— Start of DATASET CONTENT —

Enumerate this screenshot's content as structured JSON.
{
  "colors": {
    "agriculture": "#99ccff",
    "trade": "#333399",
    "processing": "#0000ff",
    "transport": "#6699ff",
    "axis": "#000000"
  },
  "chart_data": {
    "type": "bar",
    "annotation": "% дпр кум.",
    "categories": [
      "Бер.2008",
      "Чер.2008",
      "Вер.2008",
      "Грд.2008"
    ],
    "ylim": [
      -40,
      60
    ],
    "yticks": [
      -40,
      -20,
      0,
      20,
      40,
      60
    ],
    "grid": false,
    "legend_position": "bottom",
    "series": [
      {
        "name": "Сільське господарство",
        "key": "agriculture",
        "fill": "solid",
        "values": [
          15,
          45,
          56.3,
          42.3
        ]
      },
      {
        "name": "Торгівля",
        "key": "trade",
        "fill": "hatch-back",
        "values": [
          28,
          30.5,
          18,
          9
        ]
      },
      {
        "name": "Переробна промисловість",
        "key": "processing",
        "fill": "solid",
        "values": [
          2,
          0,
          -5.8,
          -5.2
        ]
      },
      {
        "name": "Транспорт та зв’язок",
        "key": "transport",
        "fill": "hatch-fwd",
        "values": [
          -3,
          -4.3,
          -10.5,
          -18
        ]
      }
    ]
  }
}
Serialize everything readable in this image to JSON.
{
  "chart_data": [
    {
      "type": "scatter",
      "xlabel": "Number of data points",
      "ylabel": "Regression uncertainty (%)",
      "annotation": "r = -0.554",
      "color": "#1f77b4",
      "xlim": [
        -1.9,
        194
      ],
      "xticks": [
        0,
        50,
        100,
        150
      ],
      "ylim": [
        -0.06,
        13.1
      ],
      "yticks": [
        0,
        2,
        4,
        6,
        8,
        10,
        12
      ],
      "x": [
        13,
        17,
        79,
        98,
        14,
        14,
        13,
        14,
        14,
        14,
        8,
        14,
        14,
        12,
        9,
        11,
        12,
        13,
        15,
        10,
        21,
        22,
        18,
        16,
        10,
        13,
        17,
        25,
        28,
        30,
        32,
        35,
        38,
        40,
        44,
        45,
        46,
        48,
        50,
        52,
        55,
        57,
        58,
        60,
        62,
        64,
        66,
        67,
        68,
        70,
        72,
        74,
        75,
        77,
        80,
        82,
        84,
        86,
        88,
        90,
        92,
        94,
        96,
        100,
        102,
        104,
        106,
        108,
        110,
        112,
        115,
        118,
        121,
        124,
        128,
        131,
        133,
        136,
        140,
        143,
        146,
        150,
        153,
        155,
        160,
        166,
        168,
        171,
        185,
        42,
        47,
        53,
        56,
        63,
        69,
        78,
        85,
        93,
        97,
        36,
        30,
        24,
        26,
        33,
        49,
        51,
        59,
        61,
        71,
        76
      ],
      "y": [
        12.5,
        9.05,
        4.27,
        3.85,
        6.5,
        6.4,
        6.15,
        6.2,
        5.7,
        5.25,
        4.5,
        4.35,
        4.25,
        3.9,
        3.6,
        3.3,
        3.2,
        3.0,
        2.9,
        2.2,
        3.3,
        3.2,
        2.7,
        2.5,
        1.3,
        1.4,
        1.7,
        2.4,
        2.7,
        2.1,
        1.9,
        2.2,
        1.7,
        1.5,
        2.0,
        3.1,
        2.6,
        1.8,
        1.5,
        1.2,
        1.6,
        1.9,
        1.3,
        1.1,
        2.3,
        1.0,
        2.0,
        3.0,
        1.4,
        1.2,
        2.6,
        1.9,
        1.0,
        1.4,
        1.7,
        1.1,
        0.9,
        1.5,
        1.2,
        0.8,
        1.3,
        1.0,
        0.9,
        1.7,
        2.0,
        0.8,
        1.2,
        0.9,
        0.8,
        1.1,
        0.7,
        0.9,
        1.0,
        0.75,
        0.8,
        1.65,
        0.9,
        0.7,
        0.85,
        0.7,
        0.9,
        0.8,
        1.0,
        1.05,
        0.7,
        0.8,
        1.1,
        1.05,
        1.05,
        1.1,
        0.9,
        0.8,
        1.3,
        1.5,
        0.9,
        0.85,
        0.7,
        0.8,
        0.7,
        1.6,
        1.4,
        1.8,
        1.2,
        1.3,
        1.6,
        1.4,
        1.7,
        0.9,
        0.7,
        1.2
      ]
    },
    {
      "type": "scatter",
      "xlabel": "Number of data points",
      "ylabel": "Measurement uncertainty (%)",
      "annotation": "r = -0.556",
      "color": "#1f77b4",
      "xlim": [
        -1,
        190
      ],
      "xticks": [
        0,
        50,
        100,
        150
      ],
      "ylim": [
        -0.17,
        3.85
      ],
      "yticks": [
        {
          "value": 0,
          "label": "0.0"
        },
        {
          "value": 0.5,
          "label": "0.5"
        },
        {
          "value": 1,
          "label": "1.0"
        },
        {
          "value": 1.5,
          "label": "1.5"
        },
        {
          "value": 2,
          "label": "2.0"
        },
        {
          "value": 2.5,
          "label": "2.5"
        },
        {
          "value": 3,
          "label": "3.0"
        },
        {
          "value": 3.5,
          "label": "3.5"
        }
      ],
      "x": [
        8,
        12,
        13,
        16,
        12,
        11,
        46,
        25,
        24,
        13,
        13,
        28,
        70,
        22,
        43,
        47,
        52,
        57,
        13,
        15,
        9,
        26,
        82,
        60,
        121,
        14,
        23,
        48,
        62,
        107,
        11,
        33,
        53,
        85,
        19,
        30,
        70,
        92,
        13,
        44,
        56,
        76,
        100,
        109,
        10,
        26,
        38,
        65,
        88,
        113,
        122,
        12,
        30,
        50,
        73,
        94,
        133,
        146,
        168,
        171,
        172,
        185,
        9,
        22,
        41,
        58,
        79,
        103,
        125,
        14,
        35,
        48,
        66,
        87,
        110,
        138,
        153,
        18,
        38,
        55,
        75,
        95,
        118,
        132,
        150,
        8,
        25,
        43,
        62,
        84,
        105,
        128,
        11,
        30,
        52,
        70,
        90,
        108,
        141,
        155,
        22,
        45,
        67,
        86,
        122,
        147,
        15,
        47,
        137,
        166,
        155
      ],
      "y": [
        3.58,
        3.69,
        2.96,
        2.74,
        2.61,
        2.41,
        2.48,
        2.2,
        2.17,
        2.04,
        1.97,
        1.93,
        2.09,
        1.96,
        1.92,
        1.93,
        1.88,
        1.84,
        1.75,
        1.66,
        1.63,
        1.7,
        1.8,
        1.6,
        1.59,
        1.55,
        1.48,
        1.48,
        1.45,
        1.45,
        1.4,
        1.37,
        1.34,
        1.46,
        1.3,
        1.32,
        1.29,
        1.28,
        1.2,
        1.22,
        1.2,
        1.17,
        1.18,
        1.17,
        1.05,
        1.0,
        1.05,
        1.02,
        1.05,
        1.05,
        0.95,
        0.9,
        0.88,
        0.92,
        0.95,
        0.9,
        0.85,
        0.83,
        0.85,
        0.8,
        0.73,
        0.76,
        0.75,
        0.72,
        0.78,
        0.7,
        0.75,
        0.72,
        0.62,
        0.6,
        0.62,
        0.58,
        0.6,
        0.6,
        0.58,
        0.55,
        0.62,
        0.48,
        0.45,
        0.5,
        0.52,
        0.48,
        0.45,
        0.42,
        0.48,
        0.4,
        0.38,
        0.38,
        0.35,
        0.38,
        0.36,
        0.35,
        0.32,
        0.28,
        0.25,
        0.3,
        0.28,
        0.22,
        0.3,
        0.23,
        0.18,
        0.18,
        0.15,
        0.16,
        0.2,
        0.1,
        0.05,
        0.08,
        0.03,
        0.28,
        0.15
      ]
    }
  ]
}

— End of DATASET CONTENT —

Which lines contain "fill"? Copy each of them out.

        "fill": "solid",
        "fill": "hatch-back",
        "fill": "solid",
        "fill": "hatch-fwd",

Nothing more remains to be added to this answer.